MATERIAL TO PROCESS START
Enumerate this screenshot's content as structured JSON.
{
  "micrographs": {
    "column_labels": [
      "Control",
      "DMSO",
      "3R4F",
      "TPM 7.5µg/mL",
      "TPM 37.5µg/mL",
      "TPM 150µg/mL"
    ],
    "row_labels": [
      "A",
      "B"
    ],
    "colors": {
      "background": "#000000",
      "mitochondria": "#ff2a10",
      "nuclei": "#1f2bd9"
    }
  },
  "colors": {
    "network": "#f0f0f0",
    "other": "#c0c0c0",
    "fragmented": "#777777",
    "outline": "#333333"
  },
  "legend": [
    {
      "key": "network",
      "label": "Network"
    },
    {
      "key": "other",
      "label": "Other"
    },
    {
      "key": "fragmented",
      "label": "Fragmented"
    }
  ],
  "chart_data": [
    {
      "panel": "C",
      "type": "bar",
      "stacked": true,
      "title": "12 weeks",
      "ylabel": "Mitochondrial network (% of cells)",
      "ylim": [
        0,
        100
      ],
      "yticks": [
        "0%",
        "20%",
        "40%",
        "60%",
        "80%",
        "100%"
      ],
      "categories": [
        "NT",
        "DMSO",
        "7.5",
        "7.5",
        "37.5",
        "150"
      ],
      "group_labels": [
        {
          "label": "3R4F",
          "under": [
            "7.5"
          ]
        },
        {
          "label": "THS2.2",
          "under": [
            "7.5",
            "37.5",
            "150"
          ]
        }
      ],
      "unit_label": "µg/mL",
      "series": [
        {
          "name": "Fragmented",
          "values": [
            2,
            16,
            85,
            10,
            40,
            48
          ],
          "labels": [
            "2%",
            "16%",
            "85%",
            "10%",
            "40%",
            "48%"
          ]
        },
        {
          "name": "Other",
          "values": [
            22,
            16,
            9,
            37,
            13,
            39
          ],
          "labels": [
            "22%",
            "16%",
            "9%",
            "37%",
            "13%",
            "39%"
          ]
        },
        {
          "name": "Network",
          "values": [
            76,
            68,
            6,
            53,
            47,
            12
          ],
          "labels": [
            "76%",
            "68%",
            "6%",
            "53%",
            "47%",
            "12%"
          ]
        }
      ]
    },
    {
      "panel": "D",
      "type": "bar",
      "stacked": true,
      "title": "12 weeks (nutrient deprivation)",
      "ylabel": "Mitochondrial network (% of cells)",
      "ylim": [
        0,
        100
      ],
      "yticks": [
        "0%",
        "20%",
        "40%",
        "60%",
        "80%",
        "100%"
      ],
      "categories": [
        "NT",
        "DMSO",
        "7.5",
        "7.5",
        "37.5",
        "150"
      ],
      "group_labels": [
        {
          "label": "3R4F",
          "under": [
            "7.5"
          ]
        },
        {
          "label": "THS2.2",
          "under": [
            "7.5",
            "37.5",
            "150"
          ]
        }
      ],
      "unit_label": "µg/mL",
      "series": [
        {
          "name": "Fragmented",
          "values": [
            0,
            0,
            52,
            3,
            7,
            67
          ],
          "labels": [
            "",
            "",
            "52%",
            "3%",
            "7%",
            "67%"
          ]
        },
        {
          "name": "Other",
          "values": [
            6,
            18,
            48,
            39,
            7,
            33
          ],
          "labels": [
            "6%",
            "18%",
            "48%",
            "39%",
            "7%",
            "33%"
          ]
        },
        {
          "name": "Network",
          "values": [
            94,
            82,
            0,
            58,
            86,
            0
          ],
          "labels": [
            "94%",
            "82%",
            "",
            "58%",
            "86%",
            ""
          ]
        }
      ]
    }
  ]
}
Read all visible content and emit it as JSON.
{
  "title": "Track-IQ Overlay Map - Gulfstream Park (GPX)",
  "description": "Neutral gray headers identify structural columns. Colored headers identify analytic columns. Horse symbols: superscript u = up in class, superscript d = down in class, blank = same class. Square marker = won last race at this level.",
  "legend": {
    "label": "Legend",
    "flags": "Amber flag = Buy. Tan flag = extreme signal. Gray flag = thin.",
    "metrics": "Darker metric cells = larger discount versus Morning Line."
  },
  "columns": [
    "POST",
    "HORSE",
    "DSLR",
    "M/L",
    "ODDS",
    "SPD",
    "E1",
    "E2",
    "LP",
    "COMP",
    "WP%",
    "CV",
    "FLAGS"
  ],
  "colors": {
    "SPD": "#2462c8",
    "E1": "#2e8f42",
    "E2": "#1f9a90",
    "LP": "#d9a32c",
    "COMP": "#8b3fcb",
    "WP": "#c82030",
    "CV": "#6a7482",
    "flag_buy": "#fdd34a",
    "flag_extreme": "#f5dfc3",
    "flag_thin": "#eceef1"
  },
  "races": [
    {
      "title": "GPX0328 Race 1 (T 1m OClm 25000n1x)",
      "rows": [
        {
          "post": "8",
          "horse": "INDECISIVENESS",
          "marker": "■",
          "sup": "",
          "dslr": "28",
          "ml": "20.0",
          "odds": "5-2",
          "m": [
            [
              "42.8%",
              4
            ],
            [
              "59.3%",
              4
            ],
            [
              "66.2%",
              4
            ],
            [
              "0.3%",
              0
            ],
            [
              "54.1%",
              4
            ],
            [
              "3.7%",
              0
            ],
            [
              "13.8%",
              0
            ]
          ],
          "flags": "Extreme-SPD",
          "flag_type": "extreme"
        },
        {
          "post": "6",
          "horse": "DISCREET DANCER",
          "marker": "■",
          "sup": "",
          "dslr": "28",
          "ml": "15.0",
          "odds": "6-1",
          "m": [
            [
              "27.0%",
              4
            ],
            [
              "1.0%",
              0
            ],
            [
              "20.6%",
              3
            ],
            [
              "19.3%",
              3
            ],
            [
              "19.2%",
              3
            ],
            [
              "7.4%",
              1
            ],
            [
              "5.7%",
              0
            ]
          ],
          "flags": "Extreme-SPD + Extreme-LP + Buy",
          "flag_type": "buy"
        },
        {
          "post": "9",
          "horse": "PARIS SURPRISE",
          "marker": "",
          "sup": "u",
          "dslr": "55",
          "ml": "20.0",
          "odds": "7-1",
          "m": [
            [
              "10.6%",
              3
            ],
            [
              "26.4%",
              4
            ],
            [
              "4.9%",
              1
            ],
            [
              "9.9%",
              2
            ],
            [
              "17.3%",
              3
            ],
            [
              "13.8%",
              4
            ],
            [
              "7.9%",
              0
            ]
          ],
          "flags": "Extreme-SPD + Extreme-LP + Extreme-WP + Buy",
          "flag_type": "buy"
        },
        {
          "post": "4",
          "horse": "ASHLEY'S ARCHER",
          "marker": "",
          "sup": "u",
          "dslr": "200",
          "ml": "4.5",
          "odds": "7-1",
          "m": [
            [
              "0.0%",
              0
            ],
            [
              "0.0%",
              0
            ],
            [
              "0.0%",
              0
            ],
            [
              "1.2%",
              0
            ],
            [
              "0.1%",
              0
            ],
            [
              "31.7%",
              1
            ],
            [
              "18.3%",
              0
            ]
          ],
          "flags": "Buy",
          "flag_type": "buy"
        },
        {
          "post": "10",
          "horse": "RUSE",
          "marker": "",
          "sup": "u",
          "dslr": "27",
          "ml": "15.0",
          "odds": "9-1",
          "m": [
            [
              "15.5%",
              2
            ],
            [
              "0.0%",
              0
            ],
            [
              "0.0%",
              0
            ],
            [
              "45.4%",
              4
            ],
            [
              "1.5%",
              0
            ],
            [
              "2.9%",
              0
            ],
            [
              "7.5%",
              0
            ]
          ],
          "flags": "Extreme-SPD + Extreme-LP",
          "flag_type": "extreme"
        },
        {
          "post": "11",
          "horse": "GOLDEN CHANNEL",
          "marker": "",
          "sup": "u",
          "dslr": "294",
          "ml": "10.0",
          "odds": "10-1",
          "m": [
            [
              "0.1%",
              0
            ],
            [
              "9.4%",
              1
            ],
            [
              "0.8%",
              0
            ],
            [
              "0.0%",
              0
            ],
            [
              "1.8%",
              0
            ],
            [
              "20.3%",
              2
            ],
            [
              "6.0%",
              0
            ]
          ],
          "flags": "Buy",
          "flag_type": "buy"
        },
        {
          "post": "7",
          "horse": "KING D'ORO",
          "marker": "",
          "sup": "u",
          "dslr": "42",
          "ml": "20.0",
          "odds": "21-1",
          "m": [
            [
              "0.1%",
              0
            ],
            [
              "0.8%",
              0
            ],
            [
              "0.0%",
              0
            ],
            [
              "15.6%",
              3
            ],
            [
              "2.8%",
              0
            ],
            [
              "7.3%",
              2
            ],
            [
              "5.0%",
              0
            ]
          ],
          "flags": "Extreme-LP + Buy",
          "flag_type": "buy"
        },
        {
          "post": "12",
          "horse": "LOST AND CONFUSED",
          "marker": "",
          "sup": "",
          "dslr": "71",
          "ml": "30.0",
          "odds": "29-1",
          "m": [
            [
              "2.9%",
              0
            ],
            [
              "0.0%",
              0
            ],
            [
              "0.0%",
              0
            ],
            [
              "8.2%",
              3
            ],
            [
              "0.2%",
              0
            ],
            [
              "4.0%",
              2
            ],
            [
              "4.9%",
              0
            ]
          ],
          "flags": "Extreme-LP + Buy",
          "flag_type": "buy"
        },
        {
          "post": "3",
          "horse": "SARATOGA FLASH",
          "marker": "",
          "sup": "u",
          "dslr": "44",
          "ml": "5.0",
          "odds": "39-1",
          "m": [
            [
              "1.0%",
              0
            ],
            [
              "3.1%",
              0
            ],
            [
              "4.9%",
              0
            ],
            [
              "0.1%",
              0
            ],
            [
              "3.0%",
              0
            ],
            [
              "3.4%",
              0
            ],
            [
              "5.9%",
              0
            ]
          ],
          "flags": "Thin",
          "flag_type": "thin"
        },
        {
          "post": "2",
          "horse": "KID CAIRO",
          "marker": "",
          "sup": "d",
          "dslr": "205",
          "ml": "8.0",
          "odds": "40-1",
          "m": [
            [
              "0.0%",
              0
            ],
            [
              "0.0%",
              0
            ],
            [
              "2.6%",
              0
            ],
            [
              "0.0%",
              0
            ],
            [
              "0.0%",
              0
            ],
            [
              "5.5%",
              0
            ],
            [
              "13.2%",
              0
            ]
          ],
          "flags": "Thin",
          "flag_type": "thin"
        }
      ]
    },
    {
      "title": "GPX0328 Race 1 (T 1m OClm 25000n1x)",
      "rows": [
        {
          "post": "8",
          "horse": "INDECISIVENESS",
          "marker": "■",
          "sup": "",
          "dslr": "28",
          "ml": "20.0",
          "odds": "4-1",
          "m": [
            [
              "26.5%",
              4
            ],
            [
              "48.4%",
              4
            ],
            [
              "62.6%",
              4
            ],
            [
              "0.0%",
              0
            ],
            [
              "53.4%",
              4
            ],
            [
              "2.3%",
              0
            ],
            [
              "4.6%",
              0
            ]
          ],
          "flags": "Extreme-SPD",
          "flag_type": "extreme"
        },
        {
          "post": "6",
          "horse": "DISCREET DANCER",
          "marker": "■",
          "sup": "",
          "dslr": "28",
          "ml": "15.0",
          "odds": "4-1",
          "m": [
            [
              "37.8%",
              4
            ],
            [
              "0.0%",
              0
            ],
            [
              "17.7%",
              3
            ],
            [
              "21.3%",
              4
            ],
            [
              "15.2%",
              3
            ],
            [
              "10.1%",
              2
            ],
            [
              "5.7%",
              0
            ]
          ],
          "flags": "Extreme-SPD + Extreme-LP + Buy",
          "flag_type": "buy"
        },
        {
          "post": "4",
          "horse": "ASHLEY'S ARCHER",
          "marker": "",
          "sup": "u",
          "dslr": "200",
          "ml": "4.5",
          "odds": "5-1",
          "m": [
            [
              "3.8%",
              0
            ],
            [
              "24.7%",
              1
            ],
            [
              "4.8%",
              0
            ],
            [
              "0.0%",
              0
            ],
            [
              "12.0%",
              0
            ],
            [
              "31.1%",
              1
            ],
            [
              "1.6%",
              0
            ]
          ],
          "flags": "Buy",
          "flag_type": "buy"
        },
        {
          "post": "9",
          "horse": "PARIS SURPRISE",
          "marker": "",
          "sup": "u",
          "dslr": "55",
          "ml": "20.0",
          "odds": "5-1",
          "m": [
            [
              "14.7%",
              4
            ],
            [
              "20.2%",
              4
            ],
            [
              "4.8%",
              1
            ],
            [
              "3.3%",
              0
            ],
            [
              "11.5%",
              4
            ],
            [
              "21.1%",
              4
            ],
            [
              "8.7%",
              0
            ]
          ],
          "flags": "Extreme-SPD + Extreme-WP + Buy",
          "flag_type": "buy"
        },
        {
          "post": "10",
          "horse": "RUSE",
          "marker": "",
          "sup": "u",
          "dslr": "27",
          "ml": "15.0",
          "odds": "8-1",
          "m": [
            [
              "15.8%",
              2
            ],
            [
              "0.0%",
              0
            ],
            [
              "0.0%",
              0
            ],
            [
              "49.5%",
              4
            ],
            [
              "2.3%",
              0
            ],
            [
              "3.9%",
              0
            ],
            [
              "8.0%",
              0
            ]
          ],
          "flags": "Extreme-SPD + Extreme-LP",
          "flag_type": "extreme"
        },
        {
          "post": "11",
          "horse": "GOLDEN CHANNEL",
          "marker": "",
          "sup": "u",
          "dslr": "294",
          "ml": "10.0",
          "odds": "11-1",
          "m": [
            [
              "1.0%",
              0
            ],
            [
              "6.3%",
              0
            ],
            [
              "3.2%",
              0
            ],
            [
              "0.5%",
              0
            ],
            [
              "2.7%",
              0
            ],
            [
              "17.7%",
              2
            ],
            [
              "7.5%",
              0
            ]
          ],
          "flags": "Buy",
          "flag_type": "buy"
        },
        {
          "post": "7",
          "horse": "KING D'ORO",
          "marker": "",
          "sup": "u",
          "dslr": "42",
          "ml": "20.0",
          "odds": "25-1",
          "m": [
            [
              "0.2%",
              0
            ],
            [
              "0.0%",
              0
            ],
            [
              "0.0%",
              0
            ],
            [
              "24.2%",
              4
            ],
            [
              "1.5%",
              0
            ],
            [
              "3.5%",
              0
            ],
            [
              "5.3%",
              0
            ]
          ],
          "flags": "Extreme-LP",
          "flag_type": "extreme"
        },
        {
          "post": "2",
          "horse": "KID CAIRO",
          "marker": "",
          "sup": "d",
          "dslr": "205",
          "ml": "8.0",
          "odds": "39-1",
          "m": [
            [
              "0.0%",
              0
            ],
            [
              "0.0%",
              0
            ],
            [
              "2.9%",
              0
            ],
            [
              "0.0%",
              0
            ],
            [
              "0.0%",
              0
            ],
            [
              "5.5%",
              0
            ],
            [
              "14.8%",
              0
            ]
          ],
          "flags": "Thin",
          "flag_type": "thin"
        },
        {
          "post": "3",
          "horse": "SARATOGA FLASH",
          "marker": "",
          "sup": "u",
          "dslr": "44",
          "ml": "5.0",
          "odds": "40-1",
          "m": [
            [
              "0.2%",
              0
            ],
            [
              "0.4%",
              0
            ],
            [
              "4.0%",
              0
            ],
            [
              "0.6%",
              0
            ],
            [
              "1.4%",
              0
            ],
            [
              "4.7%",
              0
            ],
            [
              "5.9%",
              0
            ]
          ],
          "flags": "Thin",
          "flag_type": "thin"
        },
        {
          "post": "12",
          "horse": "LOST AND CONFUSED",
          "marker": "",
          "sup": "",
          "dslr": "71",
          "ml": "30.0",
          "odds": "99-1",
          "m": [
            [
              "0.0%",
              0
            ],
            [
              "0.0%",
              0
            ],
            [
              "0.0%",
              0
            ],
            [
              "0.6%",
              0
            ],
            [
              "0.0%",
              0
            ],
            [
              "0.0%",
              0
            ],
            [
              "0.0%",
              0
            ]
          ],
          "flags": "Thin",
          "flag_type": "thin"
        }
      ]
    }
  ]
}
MATERIAL TO PROCESS END
The required answer is each line of the entries containing the string "weeks".

▶ _RESPONSE AREA_
      "title": "12 weeks",
      "title": "12 weeks (nutrient deprivation)",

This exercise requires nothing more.